Work to complete:
Copy every line of the listing that holds the string "this".

Entries:
● ● ● ● ●

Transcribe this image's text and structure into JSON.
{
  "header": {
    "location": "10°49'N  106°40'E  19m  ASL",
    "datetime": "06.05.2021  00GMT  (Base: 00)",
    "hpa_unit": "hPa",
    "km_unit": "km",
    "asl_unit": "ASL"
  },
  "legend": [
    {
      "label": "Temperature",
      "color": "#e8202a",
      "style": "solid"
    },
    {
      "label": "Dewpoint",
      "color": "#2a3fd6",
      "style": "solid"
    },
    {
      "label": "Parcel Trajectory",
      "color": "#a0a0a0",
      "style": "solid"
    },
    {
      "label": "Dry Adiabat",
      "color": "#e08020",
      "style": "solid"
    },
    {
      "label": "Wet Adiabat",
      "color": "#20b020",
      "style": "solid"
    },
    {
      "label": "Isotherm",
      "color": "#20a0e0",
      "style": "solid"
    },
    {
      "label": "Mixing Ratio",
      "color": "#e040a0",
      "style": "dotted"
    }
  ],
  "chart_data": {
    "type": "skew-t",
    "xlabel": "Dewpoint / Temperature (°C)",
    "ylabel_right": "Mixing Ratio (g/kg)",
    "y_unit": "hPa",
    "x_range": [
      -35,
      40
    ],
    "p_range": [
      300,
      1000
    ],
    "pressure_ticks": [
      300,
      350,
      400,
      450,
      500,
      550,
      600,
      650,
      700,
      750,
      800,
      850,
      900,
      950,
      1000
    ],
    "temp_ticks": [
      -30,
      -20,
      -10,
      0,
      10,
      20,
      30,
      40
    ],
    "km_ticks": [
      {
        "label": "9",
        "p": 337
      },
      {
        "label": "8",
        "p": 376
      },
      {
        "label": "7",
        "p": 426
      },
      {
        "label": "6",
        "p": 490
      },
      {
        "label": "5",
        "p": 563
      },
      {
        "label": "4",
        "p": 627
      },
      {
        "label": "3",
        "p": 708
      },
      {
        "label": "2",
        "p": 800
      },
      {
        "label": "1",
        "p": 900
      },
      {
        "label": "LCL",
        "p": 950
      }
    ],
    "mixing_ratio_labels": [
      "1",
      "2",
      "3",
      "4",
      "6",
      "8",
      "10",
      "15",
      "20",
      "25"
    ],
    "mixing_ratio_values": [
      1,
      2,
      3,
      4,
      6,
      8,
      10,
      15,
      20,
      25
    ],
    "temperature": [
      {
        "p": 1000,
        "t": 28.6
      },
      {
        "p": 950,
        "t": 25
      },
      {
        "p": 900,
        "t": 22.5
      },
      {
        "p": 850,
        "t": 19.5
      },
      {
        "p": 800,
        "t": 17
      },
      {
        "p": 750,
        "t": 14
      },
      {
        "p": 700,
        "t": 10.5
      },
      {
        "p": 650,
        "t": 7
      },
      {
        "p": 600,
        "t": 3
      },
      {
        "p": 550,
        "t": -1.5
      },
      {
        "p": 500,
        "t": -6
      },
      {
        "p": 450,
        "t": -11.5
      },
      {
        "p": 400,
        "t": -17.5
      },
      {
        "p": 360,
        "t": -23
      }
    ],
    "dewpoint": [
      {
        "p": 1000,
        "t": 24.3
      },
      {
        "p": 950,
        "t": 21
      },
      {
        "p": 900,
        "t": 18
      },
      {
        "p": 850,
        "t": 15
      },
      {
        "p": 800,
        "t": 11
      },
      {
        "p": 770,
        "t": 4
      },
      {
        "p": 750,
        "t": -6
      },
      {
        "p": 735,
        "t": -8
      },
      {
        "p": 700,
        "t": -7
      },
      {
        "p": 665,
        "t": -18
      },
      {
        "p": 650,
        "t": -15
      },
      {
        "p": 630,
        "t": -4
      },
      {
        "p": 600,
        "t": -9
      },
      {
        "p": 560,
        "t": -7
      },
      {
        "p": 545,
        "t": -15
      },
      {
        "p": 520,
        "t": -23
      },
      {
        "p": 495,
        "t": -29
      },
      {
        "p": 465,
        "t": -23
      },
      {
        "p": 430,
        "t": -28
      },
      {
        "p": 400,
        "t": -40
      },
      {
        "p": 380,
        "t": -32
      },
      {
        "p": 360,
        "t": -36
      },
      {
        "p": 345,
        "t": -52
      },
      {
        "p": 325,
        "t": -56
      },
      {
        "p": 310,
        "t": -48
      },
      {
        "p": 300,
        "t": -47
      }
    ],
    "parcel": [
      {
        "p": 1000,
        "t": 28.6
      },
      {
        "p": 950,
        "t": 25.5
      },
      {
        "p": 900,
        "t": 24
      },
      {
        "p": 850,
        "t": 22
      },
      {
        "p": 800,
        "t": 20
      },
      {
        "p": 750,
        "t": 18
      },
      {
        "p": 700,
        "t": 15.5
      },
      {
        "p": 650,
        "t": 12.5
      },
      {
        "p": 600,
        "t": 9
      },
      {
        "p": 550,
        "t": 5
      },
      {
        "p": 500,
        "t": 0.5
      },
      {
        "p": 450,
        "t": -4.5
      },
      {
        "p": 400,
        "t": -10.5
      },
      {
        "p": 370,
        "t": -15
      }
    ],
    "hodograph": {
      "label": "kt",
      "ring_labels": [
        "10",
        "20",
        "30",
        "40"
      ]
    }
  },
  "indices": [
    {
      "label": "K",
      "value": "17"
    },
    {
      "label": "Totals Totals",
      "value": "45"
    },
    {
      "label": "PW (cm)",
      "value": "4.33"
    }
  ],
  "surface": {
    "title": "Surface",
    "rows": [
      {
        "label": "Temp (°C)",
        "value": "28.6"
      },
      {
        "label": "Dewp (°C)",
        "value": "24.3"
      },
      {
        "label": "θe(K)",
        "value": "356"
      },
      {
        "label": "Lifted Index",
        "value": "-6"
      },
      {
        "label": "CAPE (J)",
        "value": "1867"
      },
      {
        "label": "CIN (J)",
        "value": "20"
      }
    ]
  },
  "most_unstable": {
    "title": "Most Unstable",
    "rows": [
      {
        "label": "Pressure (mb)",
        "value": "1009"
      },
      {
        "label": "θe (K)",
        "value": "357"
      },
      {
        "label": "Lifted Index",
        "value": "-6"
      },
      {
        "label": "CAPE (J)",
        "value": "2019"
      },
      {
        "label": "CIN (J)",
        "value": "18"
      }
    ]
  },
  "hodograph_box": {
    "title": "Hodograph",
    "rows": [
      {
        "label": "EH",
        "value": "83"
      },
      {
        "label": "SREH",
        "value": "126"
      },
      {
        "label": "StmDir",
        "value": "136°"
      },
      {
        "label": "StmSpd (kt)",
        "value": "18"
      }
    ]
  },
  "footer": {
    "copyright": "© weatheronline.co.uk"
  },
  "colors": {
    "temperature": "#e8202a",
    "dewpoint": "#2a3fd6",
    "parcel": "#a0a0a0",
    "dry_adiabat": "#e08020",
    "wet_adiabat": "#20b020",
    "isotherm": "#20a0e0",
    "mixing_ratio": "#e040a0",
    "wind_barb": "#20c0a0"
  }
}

● ● ● ● ●

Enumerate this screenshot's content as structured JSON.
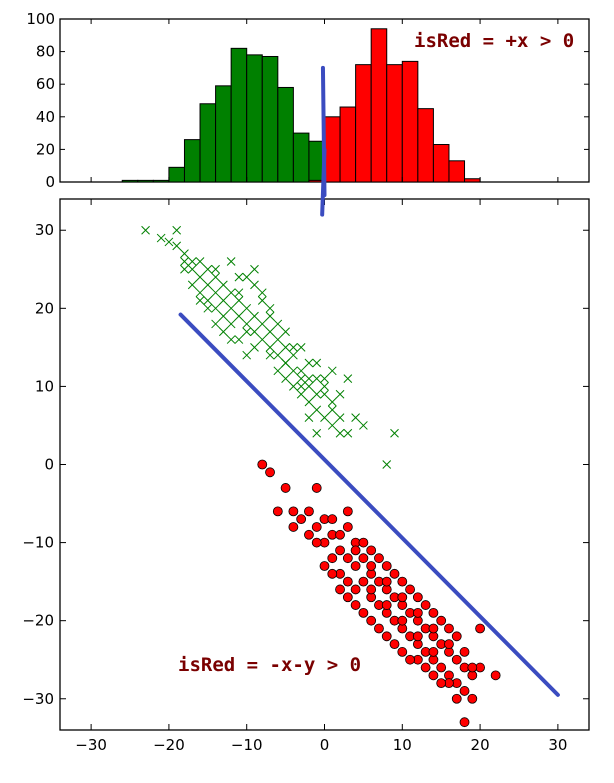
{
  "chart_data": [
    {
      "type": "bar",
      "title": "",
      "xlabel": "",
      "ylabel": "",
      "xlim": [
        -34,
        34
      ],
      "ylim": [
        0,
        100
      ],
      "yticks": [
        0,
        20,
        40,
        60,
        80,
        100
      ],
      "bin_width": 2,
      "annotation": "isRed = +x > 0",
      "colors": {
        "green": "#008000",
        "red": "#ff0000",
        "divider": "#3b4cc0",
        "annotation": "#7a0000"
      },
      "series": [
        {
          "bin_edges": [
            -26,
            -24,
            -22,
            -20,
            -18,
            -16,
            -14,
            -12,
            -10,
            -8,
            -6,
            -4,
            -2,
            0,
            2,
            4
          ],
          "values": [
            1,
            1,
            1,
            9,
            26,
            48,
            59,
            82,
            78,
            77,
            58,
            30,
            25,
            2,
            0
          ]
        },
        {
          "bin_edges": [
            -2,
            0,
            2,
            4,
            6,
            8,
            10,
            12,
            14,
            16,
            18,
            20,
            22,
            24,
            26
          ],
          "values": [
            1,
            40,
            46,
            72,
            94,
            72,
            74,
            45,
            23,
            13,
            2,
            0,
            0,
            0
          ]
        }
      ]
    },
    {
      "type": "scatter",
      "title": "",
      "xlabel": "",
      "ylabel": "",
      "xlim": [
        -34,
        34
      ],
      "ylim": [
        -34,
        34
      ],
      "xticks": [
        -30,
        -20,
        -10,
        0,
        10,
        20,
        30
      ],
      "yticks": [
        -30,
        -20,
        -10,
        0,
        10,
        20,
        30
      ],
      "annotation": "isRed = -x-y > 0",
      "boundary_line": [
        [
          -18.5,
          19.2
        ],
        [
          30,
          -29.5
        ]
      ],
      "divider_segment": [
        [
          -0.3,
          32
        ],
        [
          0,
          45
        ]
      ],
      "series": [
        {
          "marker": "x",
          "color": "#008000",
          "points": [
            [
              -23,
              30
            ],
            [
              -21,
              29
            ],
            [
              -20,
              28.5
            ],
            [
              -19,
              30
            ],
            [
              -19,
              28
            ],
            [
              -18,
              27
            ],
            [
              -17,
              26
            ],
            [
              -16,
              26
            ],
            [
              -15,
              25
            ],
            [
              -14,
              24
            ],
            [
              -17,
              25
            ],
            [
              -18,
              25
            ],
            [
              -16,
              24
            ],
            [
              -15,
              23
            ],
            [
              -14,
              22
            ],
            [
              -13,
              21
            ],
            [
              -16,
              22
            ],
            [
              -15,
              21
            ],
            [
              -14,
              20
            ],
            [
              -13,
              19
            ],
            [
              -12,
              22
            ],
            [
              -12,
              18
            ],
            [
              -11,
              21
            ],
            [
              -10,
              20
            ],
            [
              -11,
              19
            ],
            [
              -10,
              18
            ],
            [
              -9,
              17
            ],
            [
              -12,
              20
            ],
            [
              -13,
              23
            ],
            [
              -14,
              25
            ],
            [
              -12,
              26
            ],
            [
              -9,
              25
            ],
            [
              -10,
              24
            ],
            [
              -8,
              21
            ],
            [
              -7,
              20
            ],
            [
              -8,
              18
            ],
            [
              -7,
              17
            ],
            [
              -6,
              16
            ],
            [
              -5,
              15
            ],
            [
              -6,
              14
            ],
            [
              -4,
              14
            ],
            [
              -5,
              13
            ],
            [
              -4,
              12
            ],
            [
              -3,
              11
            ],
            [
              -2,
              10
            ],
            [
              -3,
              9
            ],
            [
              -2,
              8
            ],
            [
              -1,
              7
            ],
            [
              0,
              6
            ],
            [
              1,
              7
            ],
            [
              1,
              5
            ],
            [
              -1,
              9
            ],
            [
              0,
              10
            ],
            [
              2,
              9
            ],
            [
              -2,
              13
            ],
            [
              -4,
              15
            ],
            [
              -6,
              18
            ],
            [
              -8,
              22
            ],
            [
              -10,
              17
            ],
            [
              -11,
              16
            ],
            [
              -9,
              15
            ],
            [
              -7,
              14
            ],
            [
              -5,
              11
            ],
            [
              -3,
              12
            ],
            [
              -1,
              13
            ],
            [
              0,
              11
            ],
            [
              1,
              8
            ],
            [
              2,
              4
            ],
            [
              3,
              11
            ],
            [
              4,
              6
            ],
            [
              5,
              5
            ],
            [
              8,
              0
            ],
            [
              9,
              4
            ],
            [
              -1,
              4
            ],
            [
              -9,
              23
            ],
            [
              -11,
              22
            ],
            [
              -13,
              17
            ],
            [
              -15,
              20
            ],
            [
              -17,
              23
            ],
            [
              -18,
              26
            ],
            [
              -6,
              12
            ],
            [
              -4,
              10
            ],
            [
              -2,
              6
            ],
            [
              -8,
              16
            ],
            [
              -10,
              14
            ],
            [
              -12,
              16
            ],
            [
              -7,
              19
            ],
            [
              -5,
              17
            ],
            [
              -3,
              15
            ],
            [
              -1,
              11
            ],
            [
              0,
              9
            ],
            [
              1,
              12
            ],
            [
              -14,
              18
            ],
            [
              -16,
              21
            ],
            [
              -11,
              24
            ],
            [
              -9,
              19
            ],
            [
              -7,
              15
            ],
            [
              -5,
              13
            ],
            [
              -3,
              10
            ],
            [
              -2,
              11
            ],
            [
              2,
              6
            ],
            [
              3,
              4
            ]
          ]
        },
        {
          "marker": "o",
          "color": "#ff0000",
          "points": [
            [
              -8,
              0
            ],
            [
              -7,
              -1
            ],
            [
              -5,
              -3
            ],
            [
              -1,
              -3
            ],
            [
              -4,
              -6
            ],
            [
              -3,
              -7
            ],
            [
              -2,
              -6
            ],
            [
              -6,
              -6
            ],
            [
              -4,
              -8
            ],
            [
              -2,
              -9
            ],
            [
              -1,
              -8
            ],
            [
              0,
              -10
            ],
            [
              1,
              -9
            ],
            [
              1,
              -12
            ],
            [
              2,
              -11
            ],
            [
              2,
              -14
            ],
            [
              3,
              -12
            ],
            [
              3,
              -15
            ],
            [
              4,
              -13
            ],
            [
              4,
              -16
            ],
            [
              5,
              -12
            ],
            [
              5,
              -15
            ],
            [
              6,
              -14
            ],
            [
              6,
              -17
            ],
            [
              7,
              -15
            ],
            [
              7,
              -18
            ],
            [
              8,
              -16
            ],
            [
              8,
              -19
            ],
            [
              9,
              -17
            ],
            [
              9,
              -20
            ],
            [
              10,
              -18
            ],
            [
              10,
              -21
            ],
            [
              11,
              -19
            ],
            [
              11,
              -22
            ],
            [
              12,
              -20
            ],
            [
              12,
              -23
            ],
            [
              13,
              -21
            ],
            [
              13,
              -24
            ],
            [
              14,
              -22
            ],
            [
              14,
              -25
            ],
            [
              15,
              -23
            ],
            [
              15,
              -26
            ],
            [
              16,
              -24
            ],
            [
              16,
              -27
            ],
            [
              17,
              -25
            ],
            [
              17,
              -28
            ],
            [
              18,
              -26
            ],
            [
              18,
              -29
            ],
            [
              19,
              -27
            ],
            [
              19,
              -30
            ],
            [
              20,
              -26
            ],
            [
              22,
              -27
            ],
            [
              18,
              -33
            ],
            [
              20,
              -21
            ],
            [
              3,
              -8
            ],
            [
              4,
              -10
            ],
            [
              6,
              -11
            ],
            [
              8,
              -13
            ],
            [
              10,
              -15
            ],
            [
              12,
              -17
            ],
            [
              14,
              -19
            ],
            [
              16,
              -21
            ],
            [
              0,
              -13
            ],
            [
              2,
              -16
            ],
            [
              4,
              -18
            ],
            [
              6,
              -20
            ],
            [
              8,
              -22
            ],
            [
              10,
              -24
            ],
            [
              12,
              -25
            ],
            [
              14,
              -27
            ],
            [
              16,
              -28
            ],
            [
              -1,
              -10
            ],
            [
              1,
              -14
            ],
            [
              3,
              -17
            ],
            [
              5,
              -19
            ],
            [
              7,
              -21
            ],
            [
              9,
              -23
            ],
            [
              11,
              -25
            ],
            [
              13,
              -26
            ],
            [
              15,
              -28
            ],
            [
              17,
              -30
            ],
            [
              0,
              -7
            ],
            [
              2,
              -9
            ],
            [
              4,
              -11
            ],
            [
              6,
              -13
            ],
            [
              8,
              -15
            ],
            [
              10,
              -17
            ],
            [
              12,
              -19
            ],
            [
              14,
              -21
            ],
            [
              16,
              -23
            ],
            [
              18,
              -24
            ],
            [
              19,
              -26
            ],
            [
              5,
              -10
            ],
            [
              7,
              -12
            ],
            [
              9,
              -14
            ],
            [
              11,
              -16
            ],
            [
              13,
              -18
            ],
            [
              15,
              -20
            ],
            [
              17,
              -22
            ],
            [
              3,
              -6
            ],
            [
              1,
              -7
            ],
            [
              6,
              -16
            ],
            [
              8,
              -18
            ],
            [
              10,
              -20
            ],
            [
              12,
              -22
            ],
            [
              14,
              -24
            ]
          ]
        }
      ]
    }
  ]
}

● ● ● ● ●

Task answer:
Transcribe this image's text and structure into JSON.
Enumerate this screenshot's content as structured JSON.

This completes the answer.